[Objective]
Take all the material and copy it exactly.

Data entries
Begin
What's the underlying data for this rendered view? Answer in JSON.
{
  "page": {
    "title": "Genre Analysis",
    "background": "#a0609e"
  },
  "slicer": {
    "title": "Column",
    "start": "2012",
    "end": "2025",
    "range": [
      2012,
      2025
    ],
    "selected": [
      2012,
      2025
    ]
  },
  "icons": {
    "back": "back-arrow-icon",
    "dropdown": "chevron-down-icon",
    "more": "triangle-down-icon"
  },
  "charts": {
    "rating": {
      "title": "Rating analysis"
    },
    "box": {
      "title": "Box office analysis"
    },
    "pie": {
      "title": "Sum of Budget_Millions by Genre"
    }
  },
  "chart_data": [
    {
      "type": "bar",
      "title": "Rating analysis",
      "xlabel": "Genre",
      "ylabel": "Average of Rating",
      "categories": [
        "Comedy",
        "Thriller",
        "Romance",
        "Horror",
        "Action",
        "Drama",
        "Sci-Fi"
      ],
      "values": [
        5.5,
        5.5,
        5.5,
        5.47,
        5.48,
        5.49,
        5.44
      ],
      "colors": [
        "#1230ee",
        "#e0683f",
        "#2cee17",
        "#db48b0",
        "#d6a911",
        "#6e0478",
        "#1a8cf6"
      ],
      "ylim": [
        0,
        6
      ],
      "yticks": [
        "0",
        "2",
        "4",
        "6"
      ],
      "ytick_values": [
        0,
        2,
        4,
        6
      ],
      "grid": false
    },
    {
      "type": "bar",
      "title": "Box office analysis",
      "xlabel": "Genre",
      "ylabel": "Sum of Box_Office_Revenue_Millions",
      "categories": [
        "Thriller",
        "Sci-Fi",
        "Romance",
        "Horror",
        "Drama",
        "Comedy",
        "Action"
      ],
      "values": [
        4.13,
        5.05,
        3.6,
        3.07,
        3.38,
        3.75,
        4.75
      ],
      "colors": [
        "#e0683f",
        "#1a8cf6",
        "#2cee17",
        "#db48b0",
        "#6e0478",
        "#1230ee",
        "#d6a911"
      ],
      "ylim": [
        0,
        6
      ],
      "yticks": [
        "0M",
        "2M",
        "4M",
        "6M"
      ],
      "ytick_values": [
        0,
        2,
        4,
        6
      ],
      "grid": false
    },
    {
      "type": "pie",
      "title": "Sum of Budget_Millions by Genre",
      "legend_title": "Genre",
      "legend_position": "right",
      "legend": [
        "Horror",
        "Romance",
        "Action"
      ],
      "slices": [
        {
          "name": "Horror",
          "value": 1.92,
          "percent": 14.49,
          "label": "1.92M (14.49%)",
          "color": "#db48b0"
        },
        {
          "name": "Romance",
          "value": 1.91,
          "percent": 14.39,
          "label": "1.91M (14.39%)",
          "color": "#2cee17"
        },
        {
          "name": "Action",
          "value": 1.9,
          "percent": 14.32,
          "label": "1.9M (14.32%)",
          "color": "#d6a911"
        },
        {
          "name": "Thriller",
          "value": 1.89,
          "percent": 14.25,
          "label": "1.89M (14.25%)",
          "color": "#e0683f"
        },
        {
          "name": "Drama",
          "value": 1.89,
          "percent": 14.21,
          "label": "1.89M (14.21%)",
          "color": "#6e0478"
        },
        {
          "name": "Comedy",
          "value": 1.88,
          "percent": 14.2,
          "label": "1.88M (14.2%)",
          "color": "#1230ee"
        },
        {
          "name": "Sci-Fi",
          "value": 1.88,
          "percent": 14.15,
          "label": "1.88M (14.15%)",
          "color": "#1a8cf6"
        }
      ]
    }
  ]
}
End
[Solution for this task]
What's the underlying data for this rendered view? Answer in JSON.
{
  "page": {
    "title": "Genre Analysis",
    "background": "#a0609e"
  },
  "slicer": {
    "title": "Column",
    "start": "2012",
    "end": "2025",
    "range": [
      2012,
      2025
    ],
    "selected": [
      2012,
      2025
    ]
  },
  "icons": {
    "back": "back-arrow-icon",
    "dropdown": "chevron-down-icon",
    "more": "triangle-down-icon"
  },
  "charts": {
    "rating": {
      "title": "Rating analysis"
    },
    "box": {
      "title": "Box office analysis"
    },
    "pie": {
      "title": "Sum of Budget_Millions by Genre"
    }
  },
  "chart_data": [
    {
      "type": "bar",
      "title": "Rating analysis",
      "xlabel": "Genre",
      "ylabel": "Average of Rating",
      "categories": [
        "Comedy",
        "Thriller",
        "Romance",
        "Horror",
        "Action",
        "Drama",
        "Sci-Fi"
      ],
      "values": [
        5.5,
        5.5,
        5.5,
        5.47,
        5.48,
        5.49,
        5.44
      ],
      "colors": [
        "#1230ee",
        "#e0683f",
        "#2cee17",
        "#db48b0",
        "#d6a911",
        "#6e0478",
        "#1a8cf6"
      ],
      "ylim": [
        0,
        6
      ],
      "yticks": [
        "0",
        "2",
        "4",
        "6"
      ],
      "ytick_values": [
        0,
        2,
        4,
        6
      ],
      "grid": false
    },
    {
      "type": "bar",
      "title": "Box office analysis",
      "xlabel": "Genre",
      "ylabel": "Sum of Box_Office_Revenue_Millions",
      "categories": [
        "Thriller",
        "Sci-Fi",
        "Romance",
        "Horror",
        "Drama",
        "Comedy",
        "Action"
      ],
      "values": [
        4.13,
        5.05,
        3.6,
        3.07,
        3.38,
        3.75,
        4.75
      ],
      "colors": [
        "#e0683f",
        "#1a8cf6",
        "#2cee17",
        "#db48b0",
        "#6e0478",
        "#1230ee",
        "#d6a911"
      ],
      "ylim": [
        0,
        6
      ],
      "yticks": [
        "0M",
        "2M",
        "4M",
        "6M"
      ],
      "ytick_values": [
        0,
        2,
        4,
        6
      ],
      "grid": false
    },
    {
      "type": "pie",
      "title": "Sum of Budget_Millions by Genre",
      "legend_title": "Genre",
      "legend_position": "right",
      "legend": [
        "Horror",
        "Romance",
        "Action"
      ],
      "slices": [
        {
          "name": "Horror",
          "value": 1.92,
          "percent": 14.49,
          "label": "1.92M (14.49%)",
          "color": "#db48b0"
        },
        {
          "name": "Romance",
          "value": 1.91,
          "percent": 14.39,
          "label": "1.91M (14.39%)",
          "color": "#2cee17"
        },
        {
          "name": "Action",
          "value": 1.9,
          "percent": 14.32,
          "label": "1.9M (14.32%)",
          "color": "#d6a911"
        },
        {
          "name": "Thriller",
          "value": 1.89,
          "percent": 14.25,
          "label": "1.89M (14.25%)",
          "color": "#e0683f"
        },
        {
          "name": "Drama",
          "value": 1.89,
          "percent": 14.21,
          "label": "1.89M (14.21%)",
          "color": "#6e0478"
        },
        {
          "name": "Comedy",
          "value": 1.88,
          "percent": 14.2,
          "label": "1.88M (14.2%)",
          "color": "#1230ee"
        },
        {
          "name": "Sci-Fi",
          "value": 1.88,
          "percent": 14.15,
          "label": "1.88M (14.15%)",
          "color": "#1a8cf6"
        }
      ]
    }
  ]
}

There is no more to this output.